╭──
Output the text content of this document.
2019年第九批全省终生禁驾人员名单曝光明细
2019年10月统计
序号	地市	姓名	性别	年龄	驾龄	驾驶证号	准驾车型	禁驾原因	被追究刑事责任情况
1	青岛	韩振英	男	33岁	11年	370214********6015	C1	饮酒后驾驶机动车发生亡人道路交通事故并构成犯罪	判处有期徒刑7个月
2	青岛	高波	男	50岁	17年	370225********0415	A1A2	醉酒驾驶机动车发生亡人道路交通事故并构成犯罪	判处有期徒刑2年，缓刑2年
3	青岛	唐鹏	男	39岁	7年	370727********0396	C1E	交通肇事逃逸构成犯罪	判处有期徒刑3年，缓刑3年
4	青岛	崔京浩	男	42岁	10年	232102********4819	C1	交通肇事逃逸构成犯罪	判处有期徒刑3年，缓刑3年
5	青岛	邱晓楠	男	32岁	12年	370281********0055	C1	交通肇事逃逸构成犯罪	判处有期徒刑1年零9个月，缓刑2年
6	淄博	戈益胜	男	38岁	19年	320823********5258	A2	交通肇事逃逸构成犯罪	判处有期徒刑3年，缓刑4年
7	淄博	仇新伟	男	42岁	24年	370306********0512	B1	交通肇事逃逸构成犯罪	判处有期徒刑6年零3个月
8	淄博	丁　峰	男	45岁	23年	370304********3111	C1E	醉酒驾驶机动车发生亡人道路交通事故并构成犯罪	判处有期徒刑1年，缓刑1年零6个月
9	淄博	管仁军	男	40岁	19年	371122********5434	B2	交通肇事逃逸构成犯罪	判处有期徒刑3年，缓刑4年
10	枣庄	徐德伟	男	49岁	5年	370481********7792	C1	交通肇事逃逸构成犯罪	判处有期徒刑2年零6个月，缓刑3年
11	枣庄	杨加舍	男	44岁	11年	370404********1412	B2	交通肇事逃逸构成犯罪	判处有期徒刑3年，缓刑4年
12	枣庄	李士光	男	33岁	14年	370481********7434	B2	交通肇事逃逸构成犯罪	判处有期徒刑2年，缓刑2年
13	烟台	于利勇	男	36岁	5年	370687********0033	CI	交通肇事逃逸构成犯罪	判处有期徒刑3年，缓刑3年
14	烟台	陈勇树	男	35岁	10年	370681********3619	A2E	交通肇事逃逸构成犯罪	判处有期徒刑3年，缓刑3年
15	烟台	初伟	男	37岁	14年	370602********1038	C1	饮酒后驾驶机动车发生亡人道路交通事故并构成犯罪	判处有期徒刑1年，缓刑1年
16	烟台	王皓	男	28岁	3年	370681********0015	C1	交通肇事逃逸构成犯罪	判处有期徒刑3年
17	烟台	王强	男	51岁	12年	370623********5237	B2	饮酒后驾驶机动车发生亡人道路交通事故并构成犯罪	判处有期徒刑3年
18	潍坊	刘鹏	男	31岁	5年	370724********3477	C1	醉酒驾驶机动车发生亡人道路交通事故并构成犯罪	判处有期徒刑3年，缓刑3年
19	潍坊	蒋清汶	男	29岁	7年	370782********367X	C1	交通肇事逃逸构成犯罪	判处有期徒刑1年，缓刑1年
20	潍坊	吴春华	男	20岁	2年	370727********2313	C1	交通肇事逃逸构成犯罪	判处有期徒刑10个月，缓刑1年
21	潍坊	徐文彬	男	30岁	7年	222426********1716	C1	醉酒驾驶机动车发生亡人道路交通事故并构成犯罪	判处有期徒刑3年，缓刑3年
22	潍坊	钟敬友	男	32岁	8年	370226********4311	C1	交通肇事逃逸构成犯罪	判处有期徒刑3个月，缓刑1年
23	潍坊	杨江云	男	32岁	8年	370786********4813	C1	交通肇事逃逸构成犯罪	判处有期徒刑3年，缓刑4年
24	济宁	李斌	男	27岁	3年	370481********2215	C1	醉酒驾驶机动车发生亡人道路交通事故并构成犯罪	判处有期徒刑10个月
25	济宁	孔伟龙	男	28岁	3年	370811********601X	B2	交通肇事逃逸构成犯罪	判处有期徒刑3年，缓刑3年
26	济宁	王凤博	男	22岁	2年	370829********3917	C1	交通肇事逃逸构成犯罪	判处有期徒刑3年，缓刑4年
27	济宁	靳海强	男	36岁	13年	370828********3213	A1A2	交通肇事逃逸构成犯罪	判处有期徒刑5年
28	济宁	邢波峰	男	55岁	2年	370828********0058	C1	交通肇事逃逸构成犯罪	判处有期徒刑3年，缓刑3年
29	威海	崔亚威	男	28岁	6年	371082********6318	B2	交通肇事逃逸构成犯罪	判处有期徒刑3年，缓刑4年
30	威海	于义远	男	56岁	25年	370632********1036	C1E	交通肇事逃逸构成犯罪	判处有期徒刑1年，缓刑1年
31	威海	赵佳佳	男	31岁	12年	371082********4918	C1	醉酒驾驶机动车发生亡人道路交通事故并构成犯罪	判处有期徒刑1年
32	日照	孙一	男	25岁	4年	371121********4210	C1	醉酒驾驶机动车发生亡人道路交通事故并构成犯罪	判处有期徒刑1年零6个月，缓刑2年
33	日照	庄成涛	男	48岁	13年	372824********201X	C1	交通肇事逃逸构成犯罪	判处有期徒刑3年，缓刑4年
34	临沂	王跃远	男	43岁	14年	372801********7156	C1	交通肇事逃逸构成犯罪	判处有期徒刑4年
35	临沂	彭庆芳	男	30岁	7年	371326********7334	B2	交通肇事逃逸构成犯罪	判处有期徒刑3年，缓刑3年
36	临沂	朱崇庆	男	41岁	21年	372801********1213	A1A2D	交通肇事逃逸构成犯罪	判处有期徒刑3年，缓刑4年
╰──
Retype the data in full and match it exactly.

Output the text content of this document.
2019年第九批全省终生禁驾人员名单曝光明细
2019年10月统计
序号	地市	姓名	性别	年龄	驾龄	驾驶证号	准驾车型	禁驾原因	被追究刑事责任情况
1	青岛	韩振英	男	33岁	11年	370214********6015	C1	饮酒后驾驶机动车发生亡人道路交通事故并构成犯罪	判处有期徒刑7个月
2	青岛	高波	男	50岁	17年	370225********0415	A1A2	醉酒驾驶机动车发生亡人道路交通事故并构成犯罪	判处有期徒刑2年，缓刑2年
3	青岛	唐鹏	男	39岁	7年	370727********0396	C1E	交通肇事逃逸构成犯罪	判处有期徒刑3年，缓刑3年
4	青岛	崔京浩	男	42岁	10年	232102********4819	C1	交通肇事逃逸构成犯罪	判处有期徒刑3年，缓刑3年
5	青岛	邱晓楠	男	32岁	12年	370281********0055	C1	交通肇事逃逸构成犯罪	判处有期徒刑1年零9个月，缓刑2年
6	淄博	戈益胜	男	38岁	19年	320823********5258	A2	交通肇事逃逸构成犯罪	判处有期徒刑3年，缓刑4年
7	淄博	仇新伟	男	42岁	24年	370306********0512	B1	交通肇事逃逸构成犯罪	判处有期徒刑6年零3个月
8	淄博	丁　峰	男	45岁	23年	370304********3111	C1E	醉酒驾驶机动车发生亡人道路交通事故并构成犯罪	判处有期徒刑1年，缓刑1年零6个月
9	淄博	管仁军	男	40岁	19年	371122********5434	B2	交通肇事逃逸构成犯罪	判处有期徒刑3年，缓刑4年
10	枣庄	徐德伟	男	49岁	5年	370481********7792	C1	交通肇事逃逸构成犯罪	判处有期徒刑2年零6个月，缓刑3年
11	枣庄	杨加舍	男	44岁	11年	370404********1412	B2	交通肇事逃逸构成犯罪	判处有期徒刑3年，缓刑4年
12	枣庄	李士光	男	33岁	14年	370481********7434	B2	交通肇事逃逸构成犯罪	判处有期徒刑2年，缓刑2年
13	烟台	于利勇	男	36岁	5年	370687********0033	CI	交通肇事逃逸构成犯罪	判处有期徒刑3年，缓刑3年
14	烟台	陈勇树	男	35岁	10年	370681********3619	A2E	交通肇事逃逸构成犯罪	判处有期徒刑3年，缓刑3年
15	烟台	初伟	男	37岁	14年	370602********1038	C1	饮酒后驾驶机动车发生亡人道路交通事故并构成犯罪	判处有期徒刑1年，缓刑1年
16	烟台	王皓	男	28岁	3年	370681********0015	C1	交通肇事逃逸构成犯罪	判处有期徒刑3年
17	烟台	王强	男	51岁	12年	370623********5237	B2	饮酒后驾驶机动车发生亡人道路交通事故并构成犯罪	判处有期徒刑3年
18	潍坊	刘鹏	男	31岁	5年	370724********3477	C1	醉酒驾驶机动车发生亡人道路交通事故并构成犯罪	判处有期徒刑3年，缓刑3年
19	潍坊	蒋清汶	男	29岁	7年	370782********367X	C1	交通肇事逃逸构成犯罪	判处有期徒刑1年，缓刑1年
20	潍坊	吴春华	男	20岁	2年	370727********2313	C1	交通肇事逃逸构成犯罪	判处有期徒刑10个月，缓刑1年
21	潍坊	徐文彬	男	30岁	7年	222426********1716	C1	醉酒驾驶机动车发生亡人道路交通事故并构成犯罪	判处有期徒刑3年，缓刑3年
22	潍坊	钟敬友	男	32岁	8年	370226********4311	C1	交通肇事逃逸构成犯罪	判处有期徒刑3个月，缓刑1年
23	潍坊	杨江云	男	32岁	8年	370786********4813	C1	交通肇事逃逸构成犯罪	判处有期徒刑3年，缓刑4年
24	济宁	李斌	男	27岁	3年	370481********2215	C1	醉酒驾驶机动车发生亡人道路交通事故并构成犯罪	判处有期徒刑10个月
25	济宁	孔伟龙	男	28岁	3年	370811********601X	B2	交通肇事逃逸构成犯罪	判处有期徒刑3年，缓刑3年
26	济宁	王凤博	男	22岁	2年	370829********3917	C1	交通肇事逃逸构成犯罪	判处有期徒刑3年，缓刑4年
27	济宁	靳海强	男	36岁	13年	370828********3213	A1A2	交通肇事逃逸构成犯罪	判处有期徒刑5年
28	济宁	邢波峰	男	55岁	2年	370828********0058	C1	交通肇事逃逸构成犯罪	判处有期徒刑3年，缓刑3年
29	威海	崔亚威	男	28岁	6年	371082********6318	B2	交通肇事逃逸构成犯罪	判处有期徒刑3年，缓刑4年
30	威海	于义远	男	56岁	25年	370632********1036	C1E	交通肇事逃逸构成犯罪	判处有期徒刑1年，缓刑1年
31	威海	赵佳佳	男	31岁	12年	371082********4918	C1	醉酒驾驶机动车发生亡人道路交通事故并构成犯罪	判处有期徒刑1年
32	日照	孙一	男	25岁	4年	371121********4210	C1	醉酒驾驶机动车发生亡人道路交通事故并构成犯罪	判处有期徒刑1年零6个月，缓刑2年
33	日照	庄成涛	男	48岁	13年	372824********201X	C1	交通肇事逃逸构成犯罪	判处有期徒刑3年，缓刑4年
34	临沂	王跃远	男	43岁	14年	372801********7156	C1	交通肇事逃逸构成犯罪	判处有期徒刑4年
35	临沂	彭庆芳	男	30岁	7年	371326********7334	B2	交通肇事逃逸构成犯罪	判处有期徒刑3年，缓刑3年
36	临沂	朱崇庆	男	41岁	21年	372801********1213	A1A2D	交通肇事逃逸构成犯罪	判处有期徒刑3年，缓刑4年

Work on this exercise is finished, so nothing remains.